What the task requires » State the count of lines below in which the word "abbr" appears, and add nothing.

Collected data:
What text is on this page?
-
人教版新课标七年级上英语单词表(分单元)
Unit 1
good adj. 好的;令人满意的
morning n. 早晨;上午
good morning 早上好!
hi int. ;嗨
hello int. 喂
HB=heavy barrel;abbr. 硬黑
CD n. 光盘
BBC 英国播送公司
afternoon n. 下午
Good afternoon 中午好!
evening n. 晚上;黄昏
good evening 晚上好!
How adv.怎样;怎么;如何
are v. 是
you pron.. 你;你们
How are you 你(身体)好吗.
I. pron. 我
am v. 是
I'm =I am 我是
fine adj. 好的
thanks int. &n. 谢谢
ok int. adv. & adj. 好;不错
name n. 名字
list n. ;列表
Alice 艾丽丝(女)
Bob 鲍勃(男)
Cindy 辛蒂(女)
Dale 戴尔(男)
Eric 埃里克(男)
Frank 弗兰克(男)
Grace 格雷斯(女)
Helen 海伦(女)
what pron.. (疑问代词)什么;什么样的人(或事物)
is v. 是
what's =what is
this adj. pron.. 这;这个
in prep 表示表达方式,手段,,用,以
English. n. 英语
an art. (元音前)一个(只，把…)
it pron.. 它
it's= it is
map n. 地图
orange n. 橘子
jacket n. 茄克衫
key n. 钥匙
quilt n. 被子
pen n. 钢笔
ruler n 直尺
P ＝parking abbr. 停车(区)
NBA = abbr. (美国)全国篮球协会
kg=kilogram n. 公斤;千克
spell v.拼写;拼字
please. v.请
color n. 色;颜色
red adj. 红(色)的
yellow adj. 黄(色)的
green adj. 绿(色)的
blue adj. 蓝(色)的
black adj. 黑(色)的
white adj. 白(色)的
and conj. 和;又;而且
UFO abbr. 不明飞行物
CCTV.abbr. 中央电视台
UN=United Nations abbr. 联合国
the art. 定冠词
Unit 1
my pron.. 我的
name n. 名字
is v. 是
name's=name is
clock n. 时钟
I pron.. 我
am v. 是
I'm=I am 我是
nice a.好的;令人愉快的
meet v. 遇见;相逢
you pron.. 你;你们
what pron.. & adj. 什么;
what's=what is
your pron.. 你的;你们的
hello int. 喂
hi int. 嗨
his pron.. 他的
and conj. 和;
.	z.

Answer to this exercise » 6